Locate each line in the records containing "CITROËN". Copy it.
━━━━━ Records for this task
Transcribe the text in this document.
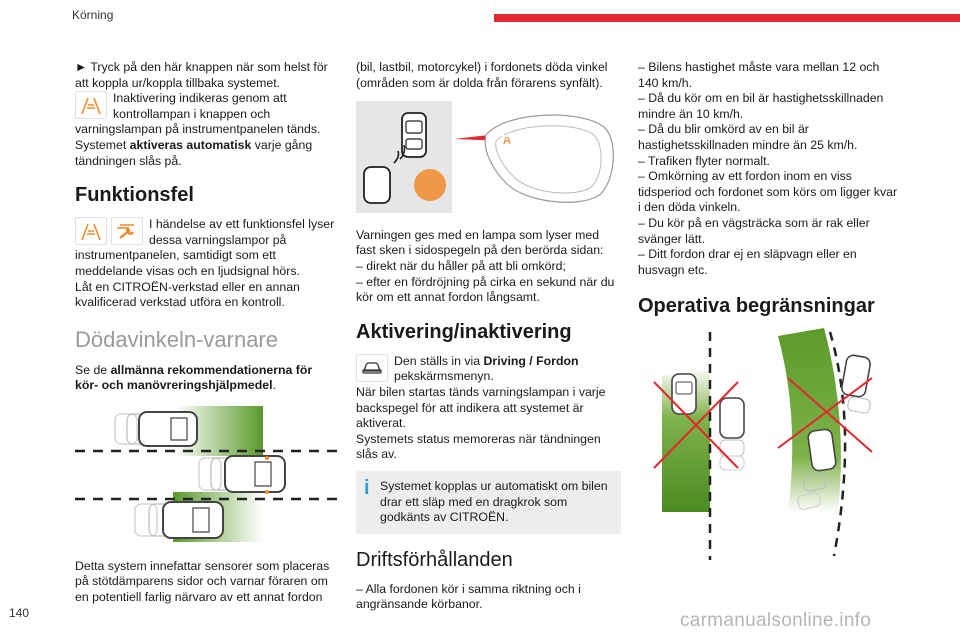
Körning
► Tryck på den här knappen när som helst för att koppla ur/koppla tillbaka systemet.
Inaktivering indikeras genom att kontrollampan i knappen och varningslampan på instrumentpanelen tänds.
Systemet aktiveras automatisk varje gång tändningen slås på.
Funktionsfel
I händelse av ett funktionsfel lyser dessa varningslampor på instrumentpanelen, samtidigt som ett meddelande visas och en ljudsignal hörs.
Låt en CITROËN-verkstad eller en annan kvalificerad verkstad utföra en kontroll.
Dödavinkeln-varnare
Se de allmänna rekommendationerna för kör- och manövreringshjälpmedel.
Detta system innefattar sensorer som placeras på stötdämparens sidor och varnar föraren om en potentiell farlig närvaro av ett annat fordon
(bil, lastbil, motorcykel) i fordonets döda vinkel (områden som är dolda från förarens synfält).
Varningen ges med en lampa som lyser med fast sken i sidospegeln på den berörda sidan:
– direkt när du håller på att bli omkörd;
– efter en fördröjning på cirka en sekund när du kör om ett annat fordon långsamt.
Aktivering/inaktivering
Den ställs in via Driving / Fordon pekskärmsmenyn.
När bilen startas tänds varningslampan i varje backspegel för att indikera att systemet är aktiverat.
Systemets status memoreras när tändningen slås av.
i Systemet kopplas ur automatiskt om bilen drar ett släp med en dragkrok som godkänts av CITROËN.
Driftsförhållanden
– Alla fordonen kör i samma riktning och i angränsande körbanor.
– Bilens hastighet måste vara mellan 12 och 140 km/h.
– Då du kör om en bil är hastighetsskillnaden mindre än 10 km/h.
– Då du blir omkörd av en bil är hastighetsskillnaden mindre än 25 km/h.
– Trafiken flyter normalt.
– Omkörning av ett fordon inom en viss tidsperiod och fordonet som körs om ligger kvar i den döda vinkeln.
– Du kör på en vägsträcka som är rak eller svänger lätt.
– Ditt fordon drar ej en släpvagn eller en husvagn etc.
Operativa begränsningar
140	carmanualsonline.info
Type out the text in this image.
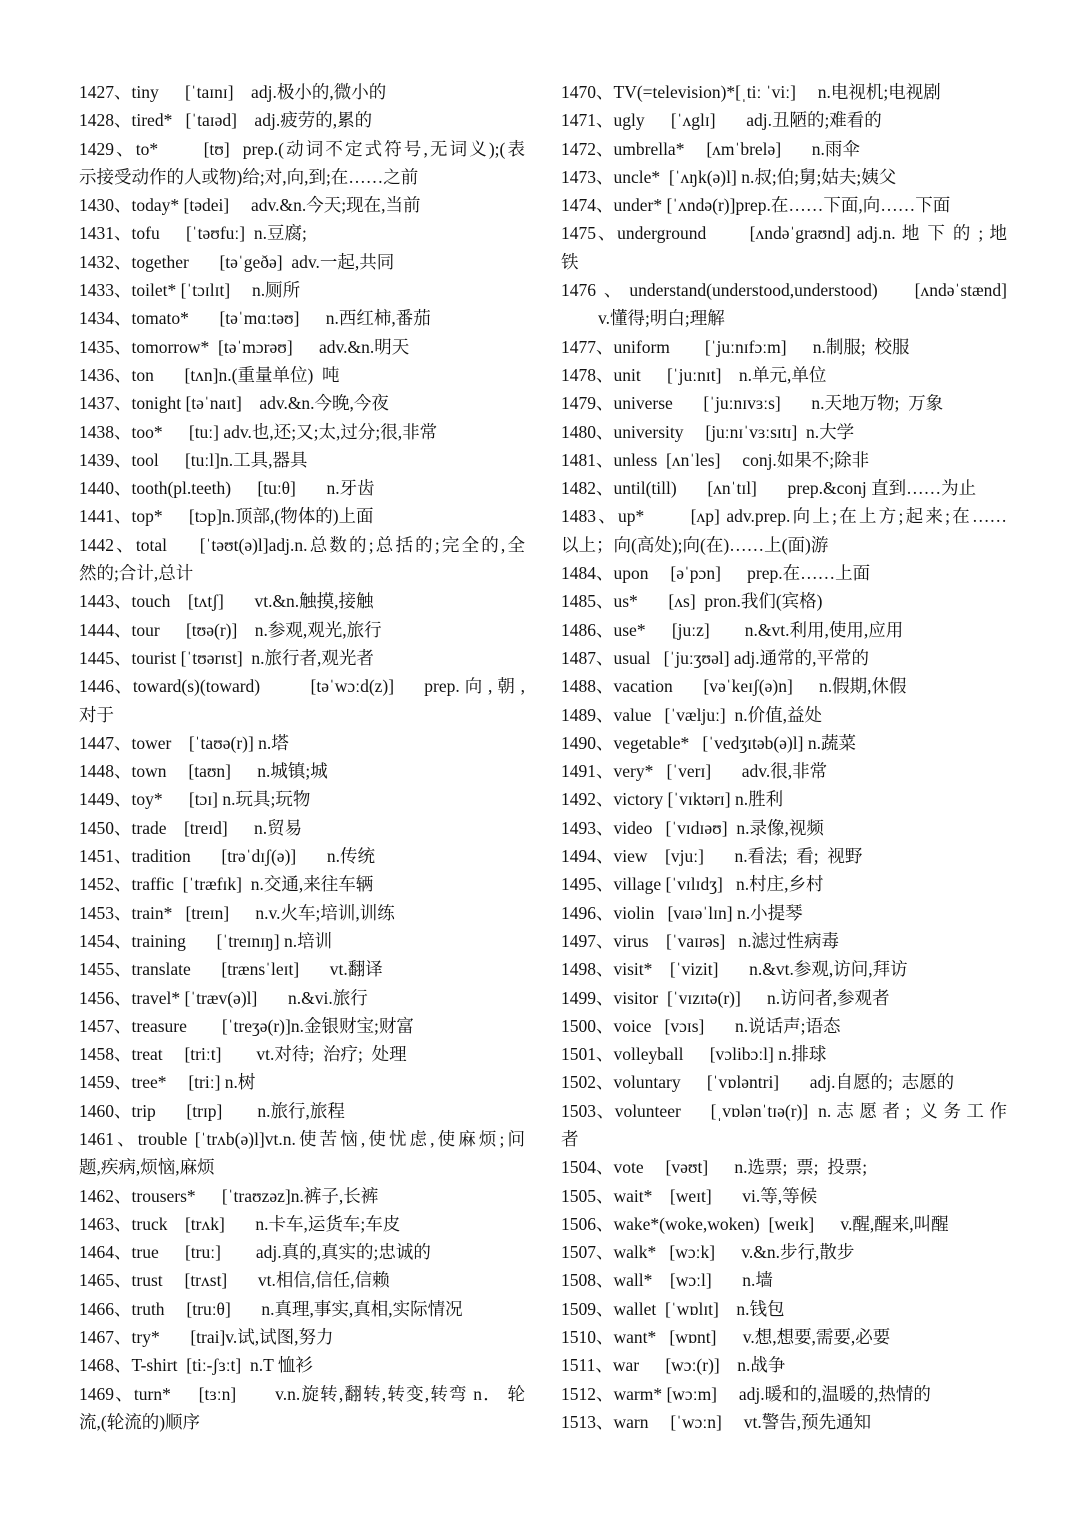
1427、tiny      [ˈtaɪnɪ]    adj.极小的,微小的
1428、tired*   [ˈtaɪəd]    adj.疲劳的,累的
1429、to*       [tʊ]  prep.(动词不定式符号,无词义);(表
示接受动作的人或物)给;对,向,到;在……之前
1430、today* [tədei]     adv.&n.今天;现在,当前
1431、tofu      [ˈtəʊfuː]  n.豆腐;
1432、together       [təˈgeðə]  adv.一起,共同
1433、toilet* [ˈtɔɪlɪt]     n.厕所
1434、tomato*       [təˈmɑːtəʊ]      n.西红柿,番茄
1435、tomorrow*  [təˈmɔrəʊ]      adv.&n.明天
1436、ton       [tʌn]n.(重量单位)  吨
1437、tonight [təˈnaɪt]    adv.&n.今晚,今夜
1438、too*      [tuː] adv.也,还;又;太,过分;很,非常
1439、tool      [tuːl]n.工具,器具
1440、tooth(pl.teeth)      [tuːθ]       n.牙齿
1441、top*      [tɔp]n.顶部,(物体的)上面
1442、total     [ˈtəʊt(ə)l]adj.n.总数的;总括的;完全的,全
然的;合计,总计
1443、touch    [tʌtʃ]       vt.&n.触摸,接触
1444、tour      [tʊə(r)]    n.参观,观光,旅行
1445、tourist [ˈtʊərɪst]  n.旅行者,观光者
1446、toward(s)(toward)          [təˈwɔːd(z)]      prep. 向 , 朝 ,
对于
1447、tower    [ˈtaʊə(r)] n.塔
1448、town     [taʊn]      n.城镇;城
1449、toy*      [tɔɪ] n.玩具;玩物
1450、trade    [treɪd]      n.贸易
1451、tradition       [trəˈdɪʃ(ə)]       n.传统
1452、traffic  [ˈtræfɪk]  n.交通,来往车辆
1453、train*   [treɪn]      n.v.火车;培训,训练
1454、training       [ˈtreɪnɪŋ] n.培训
1455、translate       [trænsˈleɪt]       vt.翻译
1456、travel* [ˈtræv(ə)l]       n.&vi.旅行
1457、treasure        [ˈtreʒə(r)]n.金银财宝;财富
1458、treat     [triːt]        vt.对待;  治疗;  处理
1459、tree*     [triː] n.树
1460、trip       [trɪp]        n.旅行,旅程
1461、trouble [ˈtrʌb(ə)l]vt.n.使苦恼,使忧虑,使麻烦;问
题,疾病,烦恼,麻烦
1462、trousers*      [ˈtraʊzəz]n.裤子,长裤
1463、truck    [trʌk]       n.卡车,运货车;车皮
1464、true      [truː]        adj.真的,真实的;忠诚的
1465、trust     [trʌst]       vt.相信,信任,信赖
1466、truth     [truːθ]       n.真理,事实,真相,实际情况
1467、try*       [trai]v.试,试图,努力
1468、T-shirt  [tiː-ʃɜːt]  n.T 恤衫
1469、turn*     [tɜːn]       v.n.旋转,翻转,转变,转弯 n． 轮
流,(轮流的)顺序
1470、TV(=television)*[ˌtiː ˈviː]     n.电视机;电视剧
1471、ugly      [ˈʌglɪ]       adj.丑陋的;难看的
1472、umbrella*     [ʌmˈbrelə]       n.雨伞
1473、uncle*  [ˈʌŋk(ə)l] n.叔;伯;舅;姑夫;姨父
1474、under* [ˈʌndə(r)]prep.在……下面,向……下面
1475、underground       [ʌndəˈgraʊnd] adj.n. 地 下 的 ; 地
铁
1476、understand(understood,understood)   [ʌndəˈstænd]
v.懂得;明白;理解
1477、uniform        [ˈjuːnɪfɔːm]      n.制服;  校服
1478、unit      [ˈjuːnɪt]    n.单元,单位
1479、universe       [ˈjuːnɪvɜːs]       n.天地万物;  万象
1480、university     [juːnɪˈvɜːsɪtɪ]  n.大学
1481、unless  [ʌnˈles]     conj.如果不;除非
1482、until(till)       [ʌnˈtɪl]       prep.&conj 直到……为止
1483、up*       [ʌp] adv.prep.向上;在上方;起来;在……
以上；向(高处);向(在)……上(面)游
1484、upon     [əˈpɔn]      prep.在……上面
1485、us*       [ʌs]  pron.我们(宾格)
1486、use*      [juːz]        n.&vt.利用,使用,应用
1487、usual   [ˈjuːʒʊəl] adj.通常的,平常的
1488、vacation       [vəˈkeɪʃ(ə)n]      n.假期,休假
1489、value   [ˈvæljuː]  n.价值,益处
1490、vegetable*   [ˈvedʒɪtəb(ə)l] n.蔬菜
1491、very*   [ˈverɪ]       adv.很,非常
1492、victory [ˈvɪktərɪ] n.胜利
1493、video   [ˈvɪdɪəʊ]  n.录像,视频
1494、view    [vjuː]       n.看法;  看;  视野
1495、village [ˈvɪlɪdʒ]   n.村庄,乡村
1496、violin   [vaɪəˈlɪn] n.小提琴
1497、virus    [ˈvaɪrəs]   n.滤过性病毒
1498、visit*    [ˈvizit]       n.&vt.参观,访问,拜访
1499、visitor  [ˈvɪzɪtə(r)]      n.访问者,参观者
1500、voice   [vɔɪs]       n.说话声;语态
1501、volleyball      [vɔlibɔːl] n.排球
1502、voluntary      [ˈvɒləntri]       adj.自愿的;  志愿的
1503、volunteer      [ˌvɒlənˈtɪə(r)]  n. 志 愿 者 ;  义 务 工 作
者
1504、vote     [vəʊt]      n.选票;  票;  投票;
1505、wait*    [weɪt]       vi.等,等候
1506、wake*(woke,woken)  [weɪk]      v.醒,醒来,叫醒
1507、walk*   [wɔːk]      v.&n.步行,散步
1508、wall*    [wɔːl]       n.墙
1509、wallet  [ˈwɒlɪt]    n.钱包
1510、want*   [wɒnt]      v.想,想要,需要,必要
1511、war      [wɔː(r)]    n.战争
1512、warm* [wɔːm]     adj.暖和的,温暖的,热情的
1513、warn     [ˈwɔːn]     vt.警告,预先通知
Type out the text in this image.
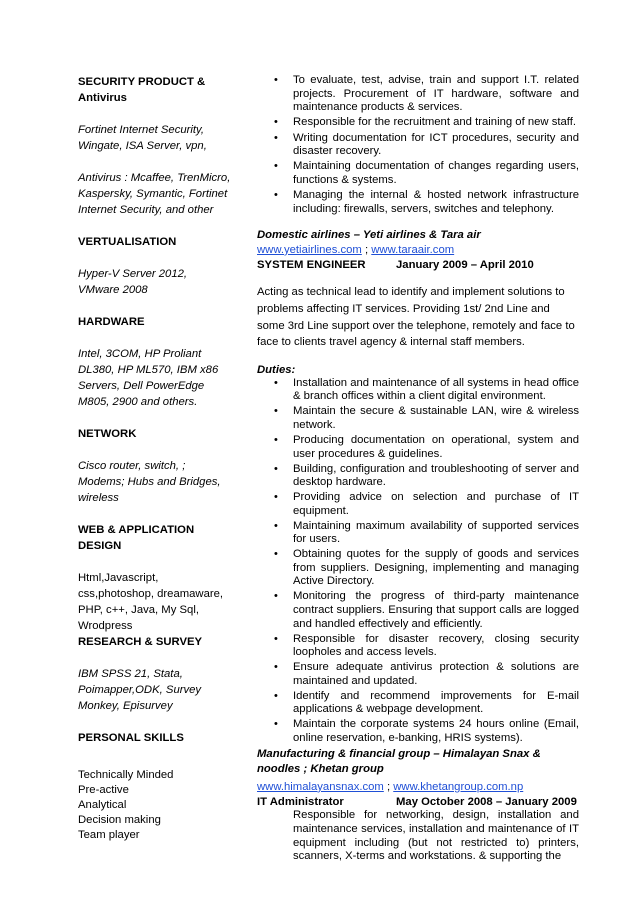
SECURITY PRODUCT & Antivirus

Fortinet Internet Security, Wingate, ISA Server, vpn,

Antivirus : Mcaffee, TrenMicro, Kaspersky, Symantic, Fortinet Internet Security, and other

VERTUALISATION

Hyper-V Server 2012, VMware 2008

HARDWARE

Intel, 3COM, HP Proliant DL380, HP ML570, IBM x86 Servers, Dell PowerEdge M805, 2900 and others.

NETWORK

Cisco router, switch, ; Modems; Hubs and Bridges, wireless

WEB & APPLICATION DESIGN

Html,Javascript, css,photoshop, dreamaware, PHP, c++, Java, My Sql, Wrodpress

RESEARCH & SURVEY

IBM SPSS 21, Stata, Poimapper,ODK, Survey Monkey, Episurvey

PERSONAL SKILLS

Technically Minded

Pre-active

Analytical

Decision making

Team player

• To evaluate, test, advise, train and support I.T. related projects. Procurement of IT hardware, software and maintenance products & services.
• Responsible for the recruitment and training of new staff.
• Writing documentation for ICT procedures, security and disaster recovery.
• Maintaining documentation of changes regarding users, functions & systems.
• Managing the internal & hosted network infrastructure including: firewalls, servers, switches and telephony.

Domestic airlines – Yeti airlines & Tara air

www.yetiairlines.com ; www.taraair.com

SYSTEM ENGINEER	January 2009 – April 2010

Acting as technical lead to identify and implement solutions to problems affecting IT services. Providing 1st/ 2nd Line and some 3rd Line support over the telephone, remotely and face to face to clients travel agency & internal staff members.

Duties:

• Installation and maintenance of all systems in head office & branch offices within a client digital environment.
• Maintain the secure & sustainable LAN, wire & wireless network.
• Producing documentation on operational, system and user procedures & guidelines.
• Building, configuration and troubleshooting of server and desktop hardware.
• Providing advice on selection and purchase of IT equipment.
• Maintaining maximum availability of supported services for users.
• Obtaining quotes for the supply of goods and services from suppliers. Designing, implementing and managing Active Directory.
• Monitoring the progress of third-party maintenance contract suppliers. Ensuring that support calls are logged and handled effectively and efficiently.
• Responsible for disaster recovery, closing security loopholes and access levels.
• Ensure adequate antivirus protection & solutions are maintained and updated.
• Identify and recommend improvements for E-mail applications & webpage development.
• Maintain the corporate systems 24 hours online (Email, online reservation, e-banking, HRIS systems).

Manufacturing & financial group – Himalayan Snax & noodles ; Khetan group

www.himalayansnax.com ; www.khetangroup.com.np

IT Administrator	May October 2008 – January 2009

Responsible for networking, design, installation and maintenance services, installation and maintenance of IT equipment including (but not restricted to) printers, scanners, X-terms and workstations. & supporting the
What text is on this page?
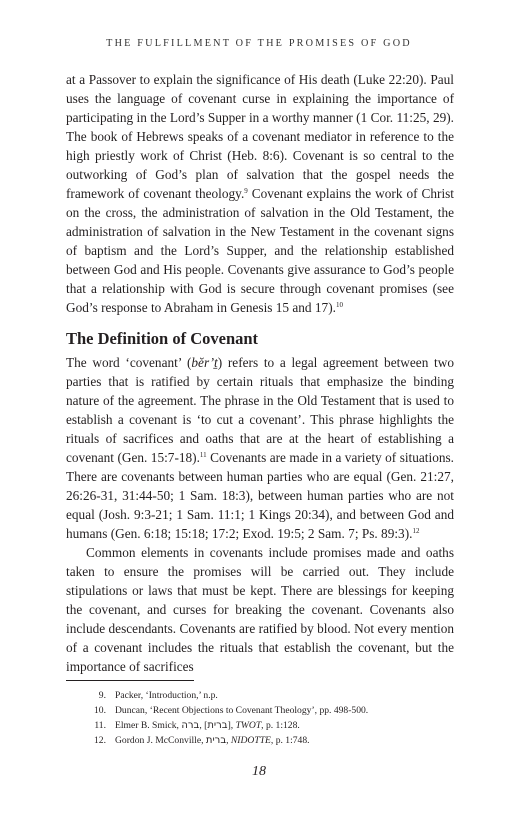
THE FULFILLMENT OF THE PROMISES OF GOD

at a Passover to explain the significance of His death (Luke 22:20). Paul uses the language of covenant curse in explaining the importance of participating in the Lord’s Supper in a worthy manner (1 Cor. 11:25, 29). The book of Hebrews speaks of a covenant mediator in reference to the high priestly work of Christ (Heb. 8:6). Covenant is so central to the outworking of God’s plan of salvation that the gospel needs the framework of covenant theology.$^9$ Covenant explains the work of Christ on the cross, the administration of salvation in the Old Testament, the administration of salvation in the New Testament in the covenant signs of baptism and the Lord’s Supper, and the relationship established between God and His people. Covenants give assurance to God’s people that a relationship with God is secure through covenant promises (see God’s response to Abraham in Genesis 15 and 17).$^{10}$

The Definition of Covenant

The word ‘covenant’ (bĕr’ṯ) refers to a legal agreement between two parties that is ratified by certain rituals that emphasize the binding nature of the agreement. The phrase in the Old Testament that is used to establish a covenant is ‘to cut a covenant’. This phrase highlights the rituals of sacrifices and oaths that are at the heart of establishing a covenant (Gen. 15:7-18).$^{11}$ Covenants are made in a variety of situations. There are covenants between human parties who are equal (Gen. 21:27, 26:26-31, 31:44-50; 1 Sam. 18:3), between human parties who are not equal (Josh. 9:3-21; 1 Sam. 11:1; 1 Kings 20:34), and between God and humans (Gen. 6:18; 15:18; 17:2; Exod. 19:5; 2 Sam. 7; Ps. 89:3).$^{12}$

Common elements in covenants include promises made and oaths taken to ensure the promises will be carried out. They include stipulations or laws that must be kept. There are blessings for keeping the covenant, and curses for breaking the covenant. Covenants also include descendants. Covenants are ratified by blood. Not every mention of a covenant includes the rituals that establish the covenant, but the importance of sacrifices

9. Packer, ‘Introduction,’ n.p.
10. Duncan, ‘Recent Objections to Covenant Theology’, pp. 498-500.
11. Elmer B. Smick, ברה, [ברית], TWOT, p. 1:128.
12. Gordon J. McConville, ברית, NIDOTTE, p. 1:748.
18
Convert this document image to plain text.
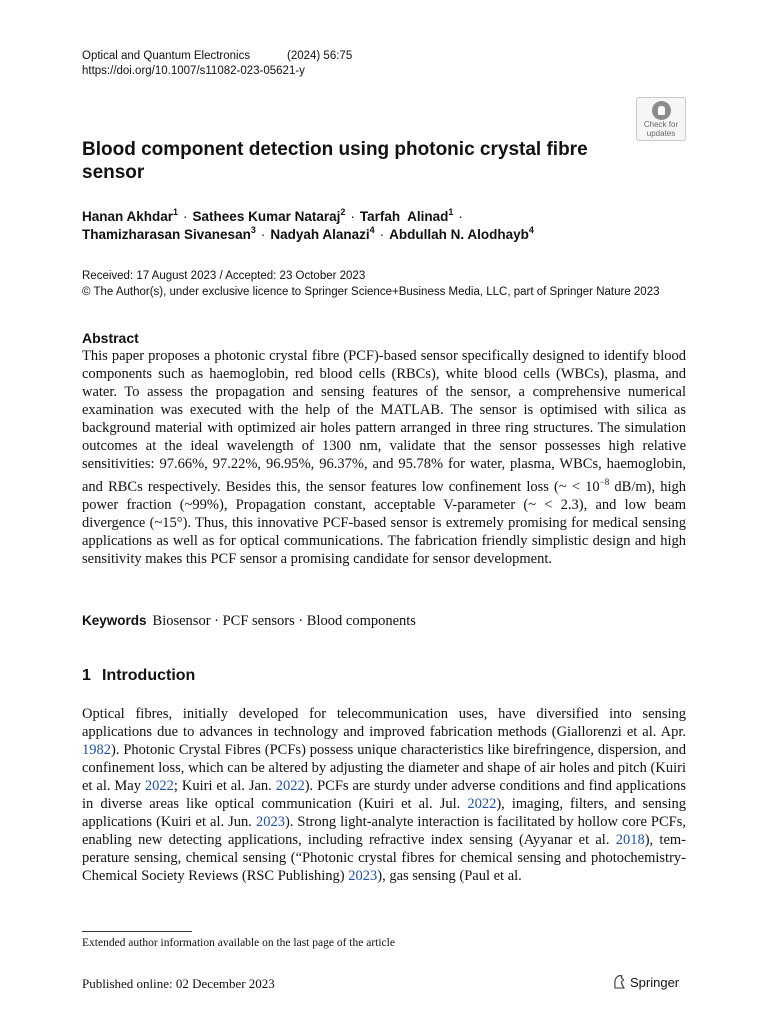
Optical and Quantum Electronics	(2024) 56:75
https://doi.org/10.1007/s11082-023-05621-y
Check for
updates
Blood component detection using photonic crystal fibre sensor
Hanan Akhdar$^1$ · Sathees Kumar Nataraj$^2$ · Tarfah  Alinad$^1$ ·
Thamizharasan Sivanesan$^3$ · Nadyah Alanazi$^4$ · Abdullah N. Alodhayb$^4$
Received: 17 August 2023 / Accepted: 23 October 2023
© The Author(s), under exclusive licence to Springer Science+Business Media, LLC, part of Springer Nature 2023
Abstract

This paper proposes a photonic crystal fibre (PCF)-based sensor specifically designed to identify blood components such as haemoglobin, red blood cells (RBCs), white blood cells (WBCs), plasma, and water. To assess the propagation and sensing features of the sensor, a comprehensive numerical examination was executed with the help of the MATLAB. The sensor is optimised with silica as background material with optimized air holes pattern arranged in three ring structures. The simulation outcomes at the ideal wavelength of 1300 nm, validate that the sensor possesses high relative sensitivities: 97.66%, 97.22%, 96.95%, 96.37%, and 95.78% for water, plasma, WBCs, haemoglobin, and RBCs respectively. Besides this, the sensor features low confinement loss (~ < $10^{-8}$ dB/m), high power fraction (~99%), Propagation constant, acceptable V-parameter (~ < 2.3), and low beam divergence (~15°). Thus, this innovative PCF-based sensor is extremely promising for medical sensing applications as well as for optical communications. The fabrication friendly simplistic design and high sensitivity makes this PCF sensor a promising candidate for sensor development.

Keywords Biosensor · PCF sensors · Blood components
1 Introduction

Optical fibres, initially developed for telecommunication uses, have diversified into sensing applications due to advances in technology and improved fabrication methods (Giallorenzi et al. Apr. 1982). Photonic Crystal Fibres (PCFs) possess unique characteristics like birefringence, dispersion, and confinement loss, which can be altered by adjusting the diameter and shape of air holes and pitch (Kuiri et al. May 2022; Kuiri et al. Jan. 2022). PCFs are sturdy under adverse conditions and find applications in diverse areas like optical communication (Kuiri et al. Jul. 2022), imaging, filters, and sensing applications (Kuiri et al. Jun. 2023). Strong light-analyte interaction is facilitated by hollow core PCFs, enabling new detecting applications, including refractive index sensing (Ayyanar et al. 2018), temperature sensing, chemical sensing (“Photonic crystal fibres for chemical sensing and photochemistry-Chemical Society Reviews (RSC Publishing) 2023), gas sensing (Paul et al.

Extended author information available on the last page of the article
Published online: 02 December 2023	Springer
━━━━━━━━━━
### Result of the task
Låt en CITROËN-verkstad eller en annan kvalificerad verkstad utföra en kontroll.
i Systemet kopplas ur automatiskt om bilen drar ett släp med en dragkrok som godkänts av CITROËN.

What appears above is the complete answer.